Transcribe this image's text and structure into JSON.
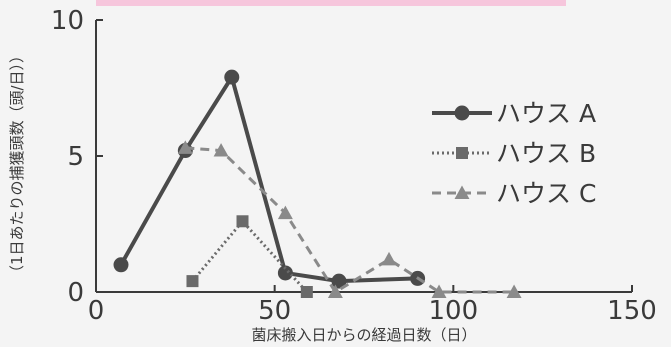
{
  "chart_data": {
    "type": "line",
    "xlabel": "菌床搬入日からの経過日数（日）",
    "ylabel": "（1日あたりの捕獲頭数（頭/日））",
    "xlim": [
      0,
      150
    ],
    "ylim": [
      0,
      10
    ],
    "x_ticks": [
      "0",
      "50",
      "100",
      "150"
    ],
    "y_ticks": [
      "0",
      "5",
      "10"
    ],
    "grid": false,
    "legend_position": "right",
    "series": [
      {
        "name": "ハウス A",
        "color": "#4a4a4a",
        "line": "solid",
        "marker": "circle",
        "points": [
          [
            7,
            1.0
          ],
          [
            25,
            5.2
          ],
          [
            38,
            7.9
          ],
          [
            53,
            0.7
          ],
          [
            68,
            0.4
          ],
          [
            90,
            0.5
          ]
        ]
      },
      {
        "name": "ハウス B",
        "color": "#6a6a6a",
        "line": "dotted",
        "marker": "square",
        "points": [
          [
            27,
            0.4
          ],
          [
            41,
            2.6
          ],
          [
            59,
            0.0
          ]
        ]
      },
      {
        "name": "ハウス C",
        "color": "#8a8a8a",
        "line": "dashed",
        "marker": "triangle",
        "points": [
          [
            25,
            5.3
          ],
          [
            35,
            5.2
          ],
          [
            53,
            2.9
          ],
          [
            67,
            0.0
          ],
          [
            82,
            1.2
          ],
          [
            96,
            0.0
          ],
          [
            117,
            0.0
          ]
        ]
      }
    ]
  }
}
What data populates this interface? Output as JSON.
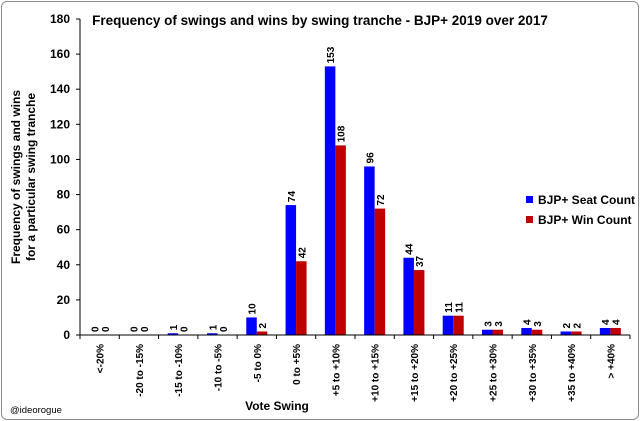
{
  "chart_data": {
    "type": "bar",
    "title": "Frequency of swings and wins by swing tranche - BJP+ 2019 over 2017",
    "xlabel": "Vote Swing",
    "ylabel_lines": [
      "Frequency of swings and wins",
      "for a particular swing tranche"
    ],
    "ylim": [
      0,
      180
    ],
    "yticks": [
      0,
      20,
      40,
      60,
      80,
      100,
      120,
      140,
      160,
      180
    ],
    "grid": false,
    "legend_position": "right",
    "categories": [
      "<-20%",
      "-20 to -15%",
      "-15 to -10%",
      "-10 to -5%",
      "-5 to 0%",
      "0 to +5%",
      "+5 to +10%",
      "+10 to +15%",
      "+15 to +20%",
      "+20 to +25%",
      "+25 to +30%",
      "+30 to +35%",
      "+35 to +40%",
      "> +40%"
    ],
    "series": [
      {
        "name": "BJP+ Seat Count",
        "color": "#0000ff",
        "values": [
          0,
          0,
          1,
          1,
          10,
          74,
          153,
          96,
          44,
          11,
          3,
          4,
          2,
          4
        ]
      },
      {
        "name": "BJP+ Win Count",
        "color": "#c00000",
        "values": [
          0,
          0,
          0,
          0,
          2,
          42,
          108,
          72,
          37,
          11,
          3,
          3,
          2,
          4
        ]
      }
    ]
  },
  "credit": "@ideorogue"
}
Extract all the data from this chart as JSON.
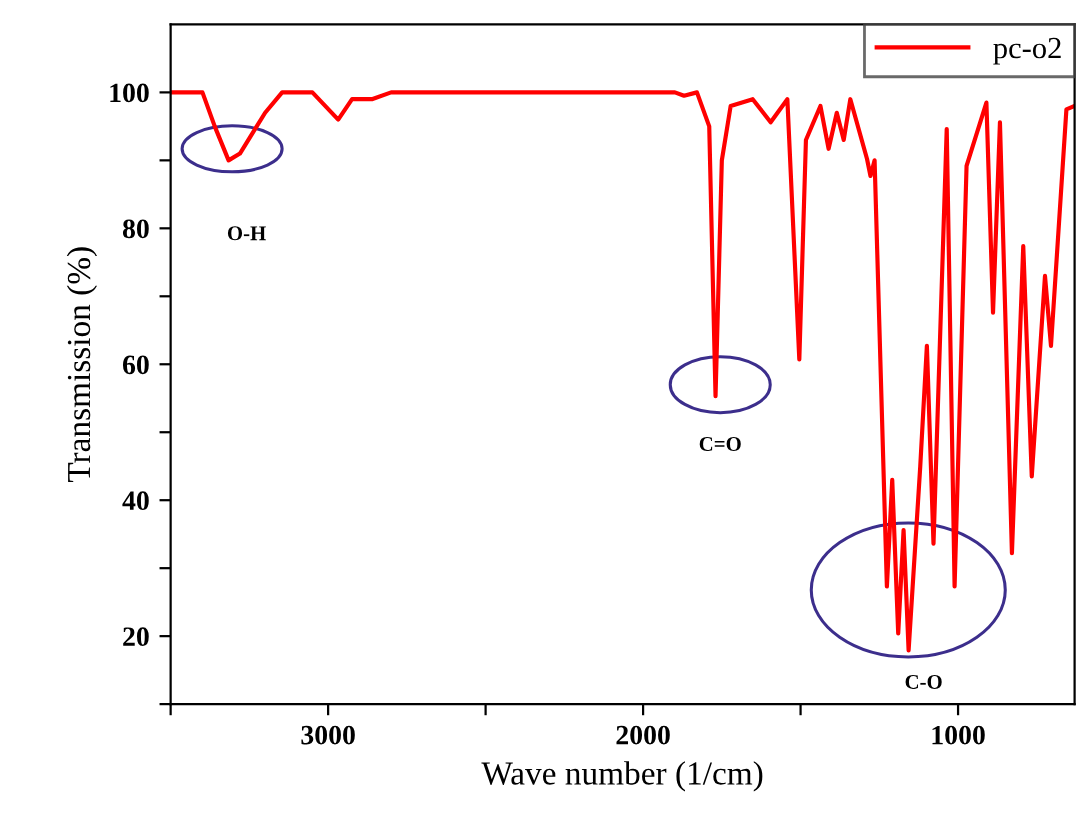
{
  "chart_data": {
    "type": "line",
    "xlabel": "Wave number (1/cm)",
    "ylabel": "Transmission (%)",
    "xlim": [
      3500,
      630
    ],
    "xticks": [
      {
        "value": 3500,
        "label": null
      },
      3000,
      {
        "value": 2500,
        "label": null
      },
      2000,
      {
        "value": 1500,
        "label": null
      },
      1000
    ],
    "ylim": [
      10,
      110
    ],
    "yticks": [
      {
        "value": 10,
        "label": null
      },
      20,
      {
        "value": 30,
        "label": null
      },
      40,
      {
        "value": 50,
        "label": null
      },
      60,
      {
        "value": 70,
        "label": null
      },
      80,
      {
        "value": 90,
        "label": null
      },
      100
    ],
    "grid": false,
    "legend": "top right",
    "marker": "none",
    "series": [
      {
        "name": "pc-o2",
        "color": "#ff0000",
        "x": [
          3500,
          3399,
          3360,
          3316,
          3280,
          3200,
          3146,
          3050,
          2968,
          2924,
          2861,
          2800,
          2400,
          1899,
          1870,
          1829,
          1790,
          1770,
          1750,
          1722,
          1652,
          1595,
          1542,
          1504,
          1483,
          1437,
          1411,
          1385,
          1363,
          1342,
          1289,
          1278,
          1265,
          1226,
          1209,
          1190,
          1173,
          1157,
          1120,
          1099,
          1078,
          1036,
          1011,
          973,
          910,
          889,
          867,
          829,
          793,
          766,
          724,
          705,
          656,
          630
        ],
        "values": [
          100,
          100,
          95,
          90,
          91,
          97,
          100,
          100,
          96,
          99,
          99,
          100,
          100,
          100,
          99.5,
          100,
          95,
          55.3,
          90,
          98,
          99,
          95.6,
          99,
          60.7,
          93,
          98,
          91.7,
          97,
          93,
          99,
          90.2,
          87.7,
          90,
          27.3,
          43,
          20.4,
          35.6,
          17.9,
          45,
          62.7,
          33.6,
          94.6,
          27.3,
          89.2,
          98.5,
          67.6,
          95.6,
          32.2,
          77.4,
          43.5,
          73,
          62.7,
          97.5,
          98
        ]
      }
    ],
    "annotations": [
      "O-H",
      "C=O",
      "C-O"
    ]
  }
}
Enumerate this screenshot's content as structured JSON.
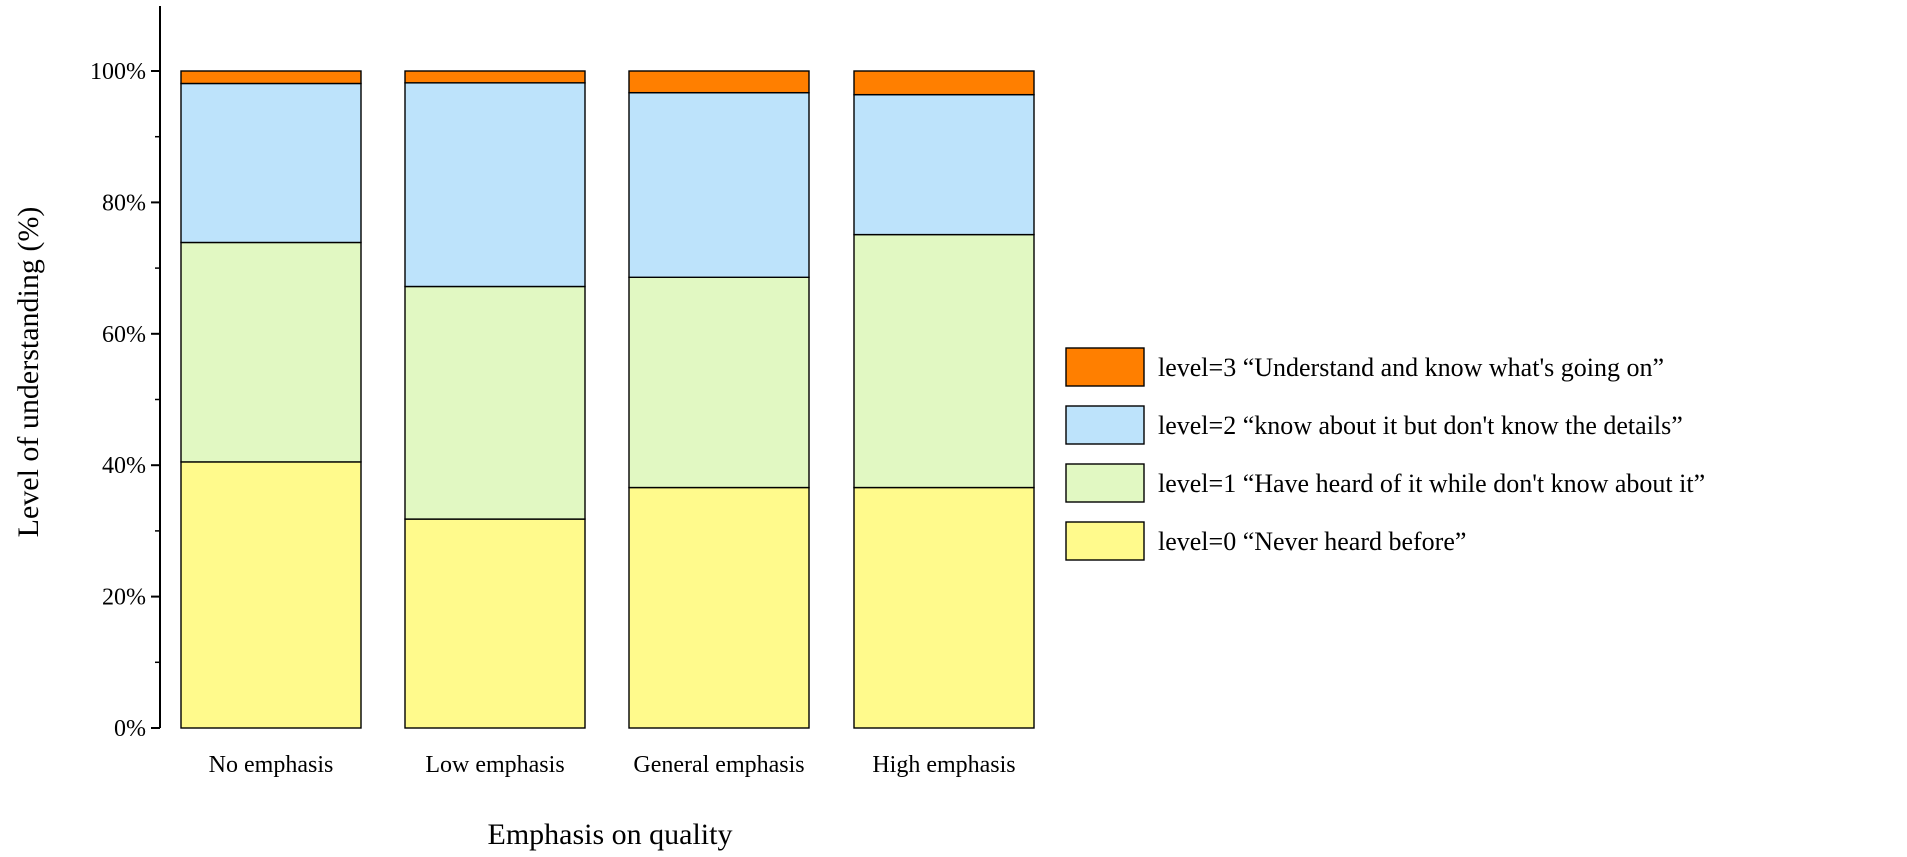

_____

_Work to be completed_
Pick out every line of the listing containing the word "wins", and show those lines.

_Solution to this task_
    "title": "Frequency of swings and wins by swing tranche - BJP+ 2019 over 2017",
      "Frequency of swings and wins",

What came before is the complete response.